» **TASK PROMPT**: Extract, from the listing that follows, each line containing the word "this".

··· SUPPLIED MATERIAL

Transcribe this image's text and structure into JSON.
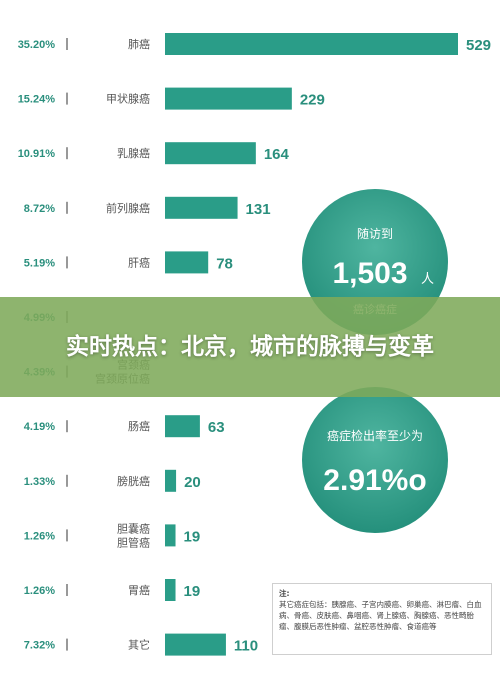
{
  "chart_data": {
    "type": "bar",
    "orientation": "horizontal",
    "categories": [
      "肺癌",
      "甲状腺癌",
      "乳腺癌",
      "前列腺癌",
      "肝癌",
      "",
      "宫颈癌\n宫颈原位癌",
      "肠癌",
      "膀胱癌",
      "胆囊癌\n胆管癌",
      "胃癌",
      "其它"
    ],
    "values": [
      529,
      229,
      164,
      131,
      78,
      null,
      null,
      63,
      20,
      19,
      19,
      110
    ],
    "value_labels": [
      "529",
      "229",
      "164",
      "131",
      "78",
      "",
      "",
      "63",
      "20",
      "19",
      "19",
      "110"
    ],
    "percentages": [
      "35.20%",
      "15.24%",
      "10.91%",
      "8.72%",
      "5.19%",
      "4.99%",
      "4.39%",
      "4.19%",
      "1.33%",
      "1.26%",
      "1.26%",
      "7.32%"
    ],
    "xlim": [
      0,
      529
    ],
    "bar_color": "#2a9d88"
  },
  "circles": [
    {
      "label": "随访到",
      "value": "1,503",
      "unit": "人",
      "sub": "癌诊癌症"
    },
    {
      "label": "癌症检出率至少为",
      "value": "2.91%o"
    }
  ],
  "note": {
    "title": "注:",
    "text": "其它癌症包括：胰腺癌、子宫内膜癌、卵巢癌、淋巴瘤、白血病、骨癌、皮肤癌、鼻咽癌、肾上腺癌、胸腺癌、恶性畸胎瘤、腹膜后恶性肿瘤、盆腔恶性肿瘤、食道癌等"
  },
  "banner": {
    "title": "实时热点：北京，城市的脉搏与变革"
  }
}
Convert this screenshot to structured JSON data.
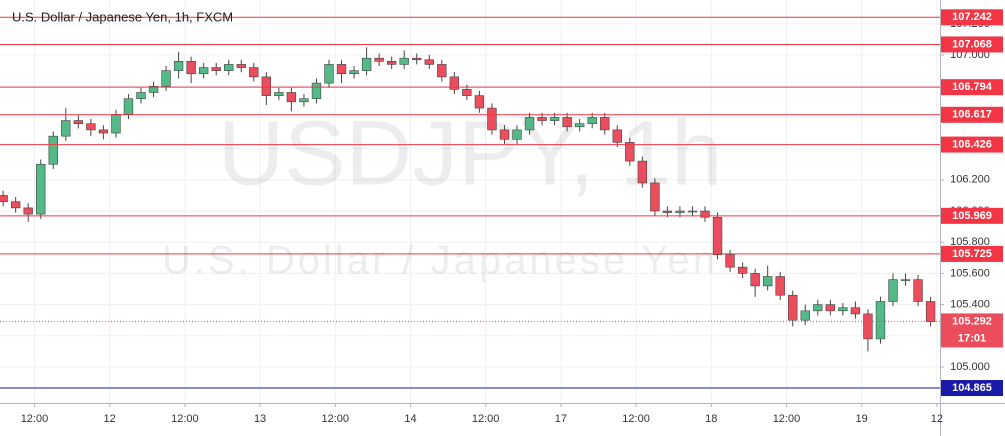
{
  "chart_data": {
    "type": "candlestick",
    "title": "U.S. Dollar / Japanese Yen, 1h, FXCM",
    "watermark_symbol": "USDJPY, 1h",
    "watermark_name": "U.S. Dollar / Japanese Yen",
    "up_color": "#53b987",
    "down_color": "#eb4d5c",
    "x": [
      0,
      2,
      4,
      6,
      8,
      10,
      12,
      14,
      16,
      18,
      20,
      22,
      24,
      26,
      28,
      30,
      32,
      34,
      36,
      38,
      40,
      42,
      44,
      46,
      48,
      50,
      52,
      54,
      56,
      58,
      60,
      62,
      64,
      66,
      68,
      70,
      72,
      74,
      76,
      78,
      80,
      82,
      84,
      86,
      88,
      90,
      92,
      94,
      96,
      98,
      100,
      102,
      104,
      106,
      108,
      110,
      112,
      114,
      116,
      118,
      120,
      122,
      124,
      126,
      128,
      130,
      132,
      134,
      136,
      138,
      140,
      142,
      144,
      146,
      148
    ],
    "open": [
      106.1,
      106.06,
      106.02,
      105.98,
      106.3,
      106.48,
      106.58,
      106.56,
      106.52,
      106.5,
      106.62,
      106.72,
      106.76,
      106.8,
      106.9,
      106.96,
      106.88,
      106.92,
      106.9,
      106.94,
      106.92,
      106.86,
      106.74,
      106.76,
      106.7,
      106.72,
      106.82,
      106.94,
      106.88,
      106.9,
      106.98,
      106.96,
      106.94,
      106.98,
      106.97,
      106.94,
      106.86,
      106.78,
      106.74,
      106.66,
      106.52,
      106.46,
      106.52,
      106.6,
      106.58,
      106.6,
      106.54,
      106.56,
      106.6,
      106.52,
      106.44,
      106.32,
      106.18,
      106.0,
      105.99,
      106.0,
      106.0,
      105.96,
      105.72,
      105.64,
      105.6,
      105.52,
      105.58,
      105.46,
      105.3,
      105.36,
      105.4,
      105.36,
      105.38,
      105.34,
      105.18,
      105.42,
      105.56,
      105.56,
      105.42
    ],
    "high": [
      106.13,
      106.09,
      106.05,
      106.33,
      106.51,
      106.66,
      106.62,
      106.59,
      106.55,
      106.65,
      106.75,
      106.79,
      106.83,
      106.93,
      107.02,
      106.99,
      106.95,
      106.95,
      106.97,
      106.97,
      106.95,
      106.89,
      106.79,
      106.79,
      106.75,
      106.85,
      106.97,
      106.97,
      106.93,
      107.05,
      107.01,
      106.99,
      107.03,
      107.01,
      107.0,
      106.97,
      106.89,
      106.81,
      106.77,
      106.69,
      106.55,
      106.55,
      106.63,
      106.63,
      106.63,
      106.63,
      106.59,
      106.63,
      106.63,
      106.55,
      106.47,
      106.35,
      106.21,
      106.03,
      106.03,
      106.03,
      106.03,
      105.99,
      105.75,
      105.67,
      105.63,
      105.65,
      105.61,
      105.49,
      105.4,
      105.43,
      105.43,
      105.41,
      105.42,
      105.37,
      105.45,
      105.6,
      105.6,
      105.59,
      105.45
    ],
    "low": [
      106.03,
      105.99,
      105.93,
      105.95,
      106.27,
      106.45,
      106.53,
      106.48,
      106.46,
      106.47,
      106.59,
      106.69,
      106.73,
      106.77,
      106.85,
      106.82,
      106.85,
      106.87,
      106.87,
      106.89,
      106.83,
      106.68,
      106.71,
      106.64,
      106.67,
      106.69,
      106.79,
      106.82,
      106.85,
      106.87,
      106.93,
      106.91,
      106.91,
      106.94,
      106.91,
      106.83,
      106.75,
      106.71,
      106.63,
      106.49,
      106.43,
      106.43,
      106.49,
      106.55,
      106.55,
      106.51,
      106.51,
      106.53,
      106.49,
      106.41,
      106.29,
      106.15,
      105.97,
      105.96,
      105.96,
      105.97,
      105.93,
      105.69,
      105.61,
      105.57,
      105.45,
      105.49,
      105.43,
      105.26,
      105.27,
      105.33,
      105.33,
      105.33,
      105.31,
      105.1,
      105.15,
      105.39,
      105.52,
      105.39,
      105.26
    ],
    "close": [
      106.06,
      106.02,
      105.98,
      106.3,
      106.48,
      106.58,
      106.56,
      106.52,
      106.5,
      106.62,
      106.72,
      106.76,
      106.8,
      106.9,
      106.96,
      106.88,
      106.92,
      106.9,
      106.94,
      106.92,
      106.86,
      106.74,
      106.76,
      106.7,
      106.72,
      106.82,
      106.94,
      106.88,
      106.9,
      106.98,
      106.96,
      106.94,
      106.98,
      106.97,
      106.94,
      106.86,
      106.78,
      106.74,
      106.66,
      106.52,
      106.46,
      106.52,
      106.6,
      106.58,
      106.6,
      106.54,
      106.56,
      106.6,
      106.52,
      106.44,
      106.32,
      106.18,
      106.0,
      105.99,
      106.0,
      106.0,
      105.96,
      105.72,
      105.64,
      105.6,
      105.52,
      105.58,
      105.46,
      105.3,
      105.36,
      105.4,
      105.36,
      105.38,
      105.34,
      105.18,
      105.42,
      105.56,
      105.56,
      105.42,
      105.29
    ],
    "xlim": [
      -0.5,
      149.5
    ],
    "xticks": [
      {
        "value": 5,
        "label": "12:00"
      },
      {
        "value": 17,
        "label": "12"
      },
      {
        "value": 29,
        "label": "12:00"
      },
      {
        "value": 41,
        "label": "13"
      },
      {
        "value": 53,
        "label": "12:00"
      },
      {
        "value": 65,
        "label": "14"
      },
      {
        "value": 77,
        "label": "12:00"
      },
      {
        "value": 89,
        "label": "17"
      },
      {
        "value": 101,
        "label": "12:00"
      },
      {
        "value": 113,
        "label": "18"
      },
      {
        "value": 125,
        "label": "12:00"
      },
      {
        "value": 137,
        "label": "19"
      },
      {
        "value": 149,
        "label": "12"
      }
    ],
    "ylim": [
      104.769,
      107.353
    ],
    "yticks": [
      {
        "value": 105,
        "label": "105.000"
      },
      {
        "value": 105.2,
        "label": "105.200"
      },
      {
        "value": 105.4,
        "label": "105.400"
      },
      {
        "value": 105.6,
        "label": "105.600"
      },
      {
        "value": 105.8,
        "label": "105.800"
      },
      {
        "value": 106,
        "label": "106.000"
      },
      {
        "value": 106.2,
        "label": "106.200"
      },
      {
        "value": 106.4,
        "label": "106.400"
      },
      {
        "value": 106.6,
        "label": "106.600"
      },
      {
        "value": 106.8,
        "label": "106.800"
      },
      {
        "value": 107,
        "label": "107.000"
      },
      {
        "value": 107.2,
        "label": "107.200"
      }
    ],
    "grid": true,
    "levels": [
      {
        "value": 107.242,
        "color": "#f23645"
      },
      {
        "value": 107.068,
        "color": "#f23645"
      },
      {
        "value": 106.794,
        "color": "#f23645"
      },
      {
        "value": 106.617,
        "color": "#f23645"
      },
      {
        "value": 106.426,
        "color": "#f23645"
      },
      {
        "value": 105.969,
        "color": "#f23645"
      },
      {
        "value": 105.725,
        "color": "#f23645"
      },
      {
        "value": 104.865,
        "color": "#1a1aa8"
      }
    ],
    "current_price": 105.292,
    "current_color": "#eb4d5c",
    "countdown": "17:01"
  }
}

······

» **REPLY TO THE TASK**:
Transcribe this image's text and structure into JSON.
Convert this screenshot to structured JSON data.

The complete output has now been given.